Tell how many lines carry the word "matching"; the reply is the number and nothing else.

++++++++++++++++++++

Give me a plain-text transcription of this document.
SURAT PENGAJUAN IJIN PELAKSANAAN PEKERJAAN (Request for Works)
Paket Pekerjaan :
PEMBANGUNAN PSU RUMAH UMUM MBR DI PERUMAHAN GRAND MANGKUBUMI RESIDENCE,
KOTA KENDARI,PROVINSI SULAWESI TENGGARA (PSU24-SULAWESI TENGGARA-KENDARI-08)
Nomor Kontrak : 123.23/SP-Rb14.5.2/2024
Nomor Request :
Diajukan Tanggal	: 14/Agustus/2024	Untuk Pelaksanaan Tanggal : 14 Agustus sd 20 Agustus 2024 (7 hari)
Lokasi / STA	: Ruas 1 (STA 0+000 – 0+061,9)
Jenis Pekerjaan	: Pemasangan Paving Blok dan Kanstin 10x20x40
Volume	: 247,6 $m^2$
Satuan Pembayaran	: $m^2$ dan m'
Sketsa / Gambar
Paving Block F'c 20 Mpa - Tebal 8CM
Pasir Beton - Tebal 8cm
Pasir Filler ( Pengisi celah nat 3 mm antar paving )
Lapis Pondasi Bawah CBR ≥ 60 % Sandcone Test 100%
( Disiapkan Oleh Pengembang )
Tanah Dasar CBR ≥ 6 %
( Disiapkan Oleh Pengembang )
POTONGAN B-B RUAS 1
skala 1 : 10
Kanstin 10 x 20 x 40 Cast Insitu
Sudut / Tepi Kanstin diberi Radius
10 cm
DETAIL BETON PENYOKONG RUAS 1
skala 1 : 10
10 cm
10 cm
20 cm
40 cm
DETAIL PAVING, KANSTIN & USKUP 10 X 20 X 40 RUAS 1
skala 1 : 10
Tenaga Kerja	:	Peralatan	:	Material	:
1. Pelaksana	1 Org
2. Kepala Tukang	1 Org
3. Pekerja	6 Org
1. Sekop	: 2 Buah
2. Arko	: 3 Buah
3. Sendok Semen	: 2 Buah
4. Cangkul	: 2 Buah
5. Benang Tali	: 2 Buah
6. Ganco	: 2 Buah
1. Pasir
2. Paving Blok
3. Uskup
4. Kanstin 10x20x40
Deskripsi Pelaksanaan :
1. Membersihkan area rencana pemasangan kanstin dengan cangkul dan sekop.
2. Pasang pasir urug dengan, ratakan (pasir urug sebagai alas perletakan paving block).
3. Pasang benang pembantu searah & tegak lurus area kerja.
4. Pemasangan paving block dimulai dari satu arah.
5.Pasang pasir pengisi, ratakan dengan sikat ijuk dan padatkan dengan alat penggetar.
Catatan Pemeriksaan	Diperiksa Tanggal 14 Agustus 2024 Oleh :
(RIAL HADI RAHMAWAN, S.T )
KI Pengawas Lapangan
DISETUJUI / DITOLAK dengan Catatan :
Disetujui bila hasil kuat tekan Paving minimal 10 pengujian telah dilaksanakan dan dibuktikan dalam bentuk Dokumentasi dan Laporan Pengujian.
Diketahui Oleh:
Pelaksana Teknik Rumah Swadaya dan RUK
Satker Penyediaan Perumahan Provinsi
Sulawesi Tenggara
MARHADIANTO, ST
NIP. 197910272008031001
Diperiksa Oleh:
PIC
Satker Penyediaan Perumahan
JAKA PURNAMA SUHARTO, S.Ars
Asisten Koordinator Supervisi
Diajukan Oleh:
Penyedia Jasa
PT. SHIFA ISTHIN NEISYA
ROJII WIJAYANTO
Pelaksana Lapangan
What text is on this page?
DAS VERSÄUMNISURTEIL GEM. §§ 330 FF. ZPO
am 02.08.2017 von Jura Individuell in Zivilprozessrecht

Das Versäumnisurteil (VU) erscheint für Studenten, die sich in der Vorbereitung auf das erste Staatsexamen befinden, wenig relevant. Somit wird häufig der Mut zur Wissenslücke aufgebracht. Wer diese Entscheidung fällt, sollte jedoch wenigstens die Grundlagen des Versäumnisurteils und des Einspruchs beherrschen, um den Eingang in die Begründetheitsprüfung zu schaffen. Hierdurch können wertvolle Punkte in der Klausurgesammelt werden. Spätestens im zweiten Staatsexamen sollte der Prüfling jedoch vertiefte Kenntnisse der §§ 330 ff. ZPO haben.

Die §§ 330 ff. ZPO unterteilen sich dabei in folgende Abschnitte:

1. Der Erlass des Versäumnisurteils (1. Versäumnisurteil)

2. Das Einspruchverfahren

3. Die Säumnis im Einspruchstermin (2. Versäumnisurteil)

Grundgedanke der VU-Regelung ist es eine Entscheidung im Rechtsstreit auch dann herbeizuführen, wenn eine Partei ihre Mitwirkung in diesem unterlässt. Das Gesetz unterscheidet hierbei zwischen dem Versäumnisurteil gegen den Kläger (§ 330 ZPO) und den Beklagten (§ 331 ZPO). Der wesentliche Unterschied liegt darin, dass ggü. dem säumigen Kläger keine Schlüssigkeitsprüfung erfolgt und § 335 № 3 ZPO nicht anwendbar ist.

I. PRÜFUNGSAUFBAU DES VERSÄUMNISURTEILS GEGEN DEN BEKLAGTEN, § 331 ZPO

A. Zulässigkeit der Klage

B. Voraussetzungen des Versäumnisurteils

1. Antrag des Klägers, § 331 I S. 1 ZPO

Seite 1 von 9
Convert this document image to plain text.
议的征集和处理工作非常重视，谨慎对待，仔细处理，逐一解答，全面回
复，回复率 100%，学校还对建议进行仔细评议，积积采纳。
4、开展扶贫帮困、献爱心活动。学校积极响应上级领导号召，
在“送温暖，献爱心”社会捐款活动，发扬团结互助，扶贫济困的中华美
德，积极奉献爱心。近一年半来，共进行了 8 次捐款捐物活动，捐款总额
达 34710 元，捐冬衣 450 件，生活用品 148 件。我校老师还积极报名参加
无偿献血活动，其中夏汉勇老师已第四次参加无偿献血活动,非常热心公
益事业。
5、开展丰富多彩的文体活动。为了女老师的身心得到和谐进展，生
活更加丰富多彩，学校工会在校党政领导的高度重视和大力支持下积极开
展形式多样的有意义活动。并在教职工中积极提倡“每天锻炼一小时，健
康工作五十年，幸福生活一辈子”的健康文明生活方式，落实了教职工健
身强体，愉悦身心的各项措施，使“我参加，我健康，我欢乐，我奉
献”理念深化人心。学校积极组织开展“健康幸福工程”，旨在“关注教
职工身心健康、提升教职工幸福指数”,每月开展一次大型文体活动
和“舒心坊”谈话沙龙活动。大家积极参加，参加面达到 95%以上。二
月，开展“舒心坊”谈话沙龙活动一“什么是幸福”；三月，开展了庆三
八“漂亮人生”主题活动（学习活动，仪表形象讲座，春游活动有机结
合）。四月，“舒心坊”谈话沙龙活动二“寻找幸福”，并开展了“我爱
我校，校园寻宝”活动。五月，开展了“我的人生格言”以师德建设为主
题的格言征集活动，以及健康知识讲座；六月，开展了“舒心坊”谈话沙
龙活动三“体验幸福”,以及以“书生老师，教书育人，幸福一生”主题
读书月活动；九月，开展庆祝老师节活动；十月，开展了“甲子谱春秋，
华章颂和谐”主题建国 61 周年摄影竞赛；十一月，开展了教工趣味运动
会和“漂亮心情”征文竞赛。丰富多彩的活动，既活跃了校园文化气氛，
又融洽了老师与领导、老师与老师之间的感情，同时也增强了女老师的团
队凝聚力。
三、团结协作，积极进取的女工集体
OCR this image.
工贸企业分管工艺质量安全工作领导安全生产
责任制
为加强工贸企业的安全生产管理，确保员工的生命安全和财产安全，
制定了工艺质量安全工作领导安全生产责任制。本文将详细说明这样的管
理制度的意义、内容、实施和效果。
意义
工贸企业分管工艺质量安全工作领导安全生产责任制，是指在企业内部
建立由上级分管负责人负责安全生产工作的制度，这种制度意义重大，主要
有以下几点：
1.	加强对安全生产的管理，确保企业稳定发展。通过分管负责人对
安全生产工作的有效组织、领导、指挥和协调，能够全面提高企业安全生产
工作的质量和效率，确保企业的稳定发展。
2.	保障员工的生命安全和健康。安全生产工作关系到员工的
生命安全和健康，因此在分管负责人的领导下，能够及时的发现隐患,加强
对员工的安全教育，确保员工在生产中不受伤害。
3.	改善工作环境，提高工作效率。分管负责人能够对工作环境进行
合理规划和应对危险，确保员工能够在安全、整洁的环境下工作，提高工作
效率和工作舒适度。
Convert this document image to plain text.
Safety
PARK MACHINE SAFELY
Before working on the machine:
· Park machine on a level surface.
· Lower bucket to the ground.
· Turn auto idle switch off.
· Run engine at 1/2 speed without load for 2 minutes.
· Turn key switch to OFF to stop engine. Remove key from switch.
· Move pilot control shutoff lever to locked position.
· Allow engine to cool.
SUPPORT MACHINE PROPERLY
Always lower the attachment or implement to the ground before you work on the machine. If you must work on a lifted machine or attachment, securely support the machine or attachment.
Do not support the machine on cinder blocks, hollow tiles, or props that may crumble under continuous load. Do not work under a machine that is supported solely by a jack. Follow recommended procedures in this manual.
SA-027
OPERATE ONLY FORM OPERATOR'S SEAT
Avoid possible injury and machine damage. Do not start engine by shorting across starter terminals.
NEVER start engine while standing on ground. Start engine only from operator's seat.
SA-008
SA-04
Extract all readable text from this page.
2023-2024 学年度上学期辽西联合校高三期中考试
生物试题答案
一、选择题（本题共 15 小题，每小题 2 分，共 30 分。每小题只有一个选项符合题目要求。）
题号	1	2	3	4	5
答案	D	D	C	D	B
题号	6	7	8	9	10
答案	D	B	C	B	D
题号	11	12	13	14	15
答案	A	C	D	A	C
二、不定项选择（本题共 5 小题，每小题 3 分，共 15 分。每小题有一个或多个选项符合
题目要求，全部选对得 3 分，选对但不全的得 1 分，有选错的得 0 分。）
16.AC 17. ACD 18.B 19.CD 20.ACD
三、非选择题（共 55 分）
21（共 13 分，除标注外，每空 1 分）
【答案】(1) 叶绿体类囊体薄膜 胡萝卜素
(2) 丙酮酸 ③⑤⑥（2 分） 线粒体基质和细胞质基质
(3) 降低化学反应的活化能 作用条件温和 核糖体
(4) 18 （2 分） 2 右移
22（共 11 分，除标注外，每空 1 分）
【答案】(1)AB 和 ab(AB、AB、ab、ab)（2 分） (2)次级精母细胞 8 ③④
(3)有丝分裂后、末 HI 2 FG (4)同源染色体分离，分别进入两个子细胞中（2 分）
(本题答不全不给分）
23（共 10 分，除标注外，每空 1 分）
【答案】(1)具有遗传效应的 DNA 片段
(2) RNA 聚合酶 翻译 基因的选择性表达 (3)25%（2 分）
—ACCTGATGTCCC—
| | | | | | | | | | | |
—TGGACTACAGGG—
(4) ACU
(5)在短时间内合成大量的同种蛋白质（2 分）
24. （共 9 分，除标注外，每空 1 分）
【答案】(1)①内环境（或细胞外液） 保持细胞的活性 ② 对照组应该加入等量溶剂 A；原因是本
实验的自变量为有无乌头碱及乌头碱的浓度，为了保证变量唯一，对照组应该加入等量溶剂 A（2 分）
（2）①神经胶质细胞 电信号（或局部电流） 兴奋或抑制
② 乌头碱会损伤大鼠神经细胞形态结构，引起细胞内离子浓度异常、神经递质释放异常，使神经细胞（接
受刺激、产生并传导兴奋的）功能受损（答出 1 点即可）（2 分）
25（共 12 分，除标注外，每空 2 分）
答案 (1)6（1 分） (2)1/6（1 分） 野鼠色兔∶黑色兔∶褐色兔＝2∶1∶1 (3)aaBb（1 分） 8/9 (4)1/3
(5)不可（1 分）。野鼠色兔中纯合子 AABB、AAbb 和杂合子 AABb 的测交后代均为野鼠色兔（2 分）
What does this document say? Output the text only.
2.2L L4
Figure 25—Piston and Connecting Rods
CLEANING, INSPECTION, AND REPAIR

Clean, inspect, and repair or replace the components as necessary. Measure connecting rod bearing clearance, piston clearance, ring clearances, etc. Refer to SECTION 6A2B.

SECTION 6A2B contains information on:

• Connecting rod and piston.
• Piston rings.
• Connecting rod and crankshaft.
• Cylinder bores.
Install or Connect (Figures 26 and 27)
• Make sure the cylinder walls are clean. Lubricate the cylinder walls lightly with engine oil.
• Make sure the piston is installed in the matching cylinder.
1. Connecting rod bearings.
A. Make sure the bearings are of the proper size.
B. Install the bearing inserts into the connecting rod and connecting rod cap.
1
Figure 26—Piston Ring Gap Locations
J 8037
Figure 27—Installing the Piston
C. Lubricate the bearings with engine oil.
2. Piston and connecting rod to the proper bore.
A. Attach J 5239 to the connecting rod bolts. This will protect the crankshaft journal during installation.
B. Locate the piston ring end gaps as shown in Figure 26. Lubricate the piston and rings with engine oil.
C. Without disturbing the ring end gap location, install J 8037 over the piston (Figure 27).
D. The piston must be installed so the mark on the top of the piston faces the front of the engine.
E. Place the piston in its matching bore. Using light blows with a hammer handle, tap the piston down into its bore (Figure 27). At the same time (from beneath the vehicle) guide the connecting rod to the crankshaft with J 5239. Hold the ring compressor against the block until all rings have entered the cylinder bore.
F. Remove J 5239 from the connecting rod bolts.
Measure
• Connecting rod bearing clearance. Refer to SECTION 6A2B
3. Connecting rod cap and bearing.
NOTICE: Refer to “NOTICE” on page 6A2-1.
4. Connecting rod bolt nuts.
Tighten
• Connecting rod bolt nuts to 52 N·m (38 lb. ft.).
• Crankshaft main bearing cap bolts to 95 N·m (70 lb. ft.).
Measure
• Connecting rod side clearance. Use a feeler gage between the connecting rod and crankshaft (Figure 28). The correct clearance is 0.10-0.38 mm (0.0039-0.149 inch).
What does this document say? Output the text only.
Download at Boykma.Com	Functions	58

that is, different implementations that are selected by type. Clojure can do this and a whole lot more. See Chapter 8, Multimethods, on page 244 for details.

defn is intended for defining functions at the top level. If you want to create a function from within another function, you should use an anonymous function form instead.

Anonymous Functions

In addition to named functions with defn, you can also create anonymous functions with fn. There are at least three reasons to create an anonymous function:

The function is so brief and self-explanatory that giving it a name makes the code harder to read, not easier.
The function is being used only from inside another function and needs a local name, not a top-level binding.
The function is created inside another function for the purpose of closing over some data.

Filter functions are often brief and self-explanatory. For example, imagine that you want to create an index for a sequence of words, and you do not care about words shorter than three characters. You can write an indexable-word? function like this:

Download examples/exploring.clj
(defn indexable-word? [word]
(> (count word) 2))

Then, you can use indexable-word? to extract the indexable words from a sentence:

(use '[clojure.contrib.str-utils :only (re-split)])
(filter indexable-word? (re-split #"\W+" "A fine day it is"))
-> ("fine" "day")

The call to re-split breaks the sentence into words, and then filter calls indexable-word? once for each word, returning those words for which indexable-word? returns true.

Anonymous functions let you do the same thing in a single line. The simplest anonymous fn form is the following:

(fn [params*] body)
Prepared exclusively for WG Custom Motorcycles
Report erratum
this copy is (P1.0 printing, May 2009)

++++++++++++++++++++

Complete output =
2